## Direction
Give back each entry unchanged, minus pictures.

[Stored data]
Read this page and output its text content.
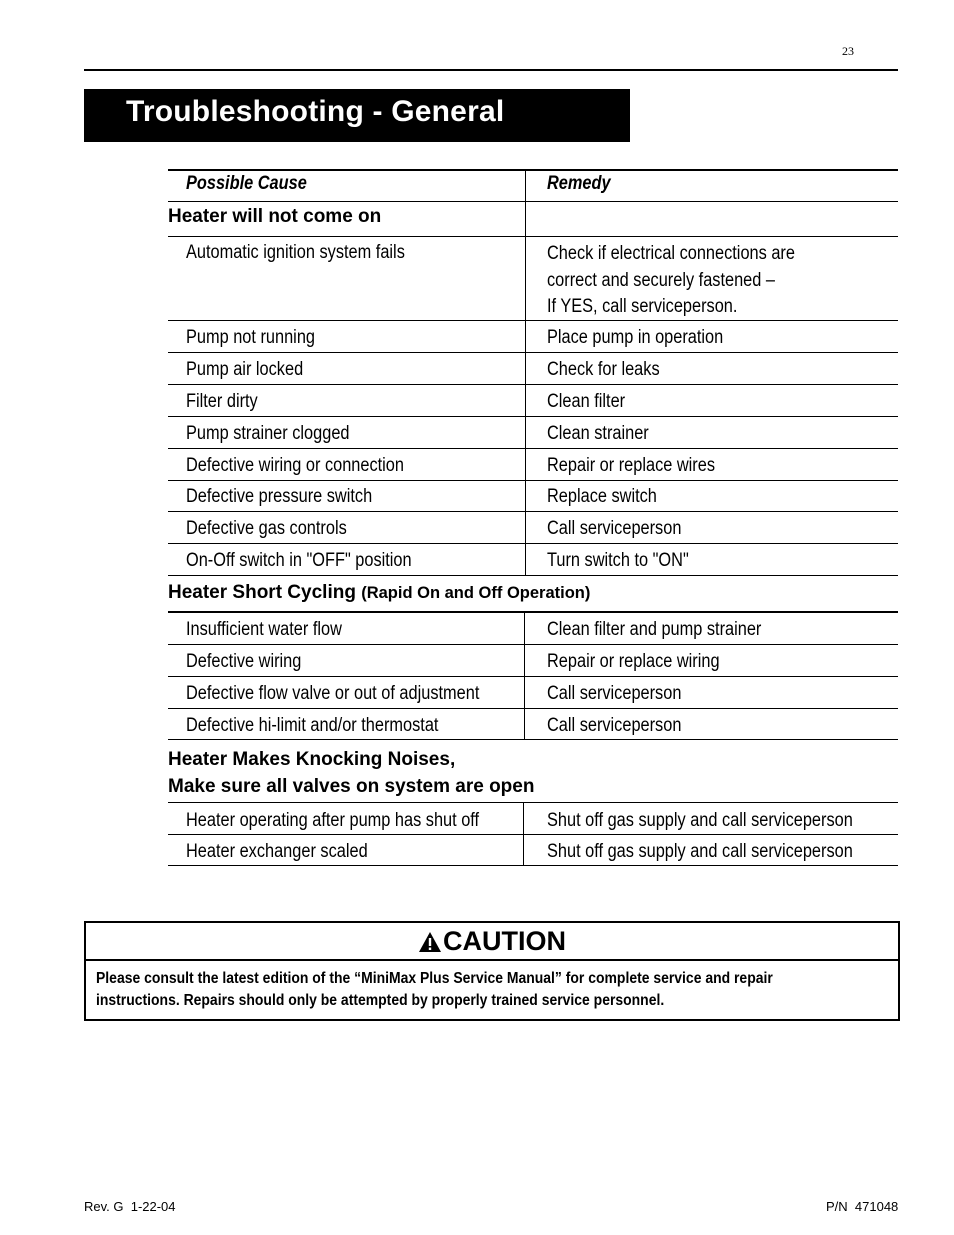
23
Troubleshooting - General
Possible Cause	Remedy
Heater will not come on
Automatic ignition system fails	Check if electrical connections are
correct and securely fastened –
If YES, call serviceperson.
Pump not running	Place pump in operation
Pump air locked	Check for leaks
Filter dirty	Clean filter
Pump strainer clogged	Clean strainer
Defective wiring or connection	Repair or replace wires
Defective pressure switch	Replace switch
Defective gas controls	Call serviceperson
On-Off switch in "OFF" position	Turn switch to "ON"
Heater Short Cycling (Rapid On and Off Operation)
Insufficient water flow	Clean filter and pump strainer
Defective wiring	Repair or replace wiring
Defective flow valve or out of adjustment	Call serviceperson
Defective hi-limit and/or thermostat	Call serviceperson
Heater Makes Knocking Noises,
Make sure all valves on system are open
Heater operating after pump has shut off	Shut off gas supply and call serviceperson
Heater exchanger scaled	Shut off gas supply and call serviceperson
CAUTION
Please consult the latest edition of the “MiniMax Plus Service Manual” for complete service and repair
instructions. Repairs should only be attempted by properly trained service personnel.
Rev. G  1-22-04	P/N  471048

## Result of this exercise
Read this page and output its text content.
23
Troubleshooting - General
Possible Cause	Remedy
Heater will not come on
Automatic ignition system fails	Check if electrical connections are
correct and securely fastened –
If YES, call serviceperson.
Pump not running	Place pump in operation
Pump air locked	Check for leaks
Filter dirty	Clean filter
Pump strainer clogged	Clean strainer
Defective wiring or connection	Repair or replace wires
Defective pressure switch	Replace switch
Defective gas controls	Call serviceperson
On-Off switch in "OFF" position	Turn switch to "ON"
Heater Short Cycling (Rapid On and Off Operation)
Insufficient water flow	Clean filter and pump strainer
Defective wiring	Repair or replace wiring
Defective flow valve or out of adjustment	Call serviceperson
Defective hi-limit and/or thermostat	Call serviceperson
Heater Makes Knocking Noises,
Make sure all valves on system are open
Heater operating after pump has shut off	Shut off gas supply and call serviceperson
Heater exchanger scaled	Shut off gas supply and call serviceperson
CAUTION
Please consult the latest edition of the “MiniMax Plus Service Manual” for complete service and repair
instructions. Repairs should only be attempted by properly trained service personnel.
Rev. G  1-22-04	P/N  471048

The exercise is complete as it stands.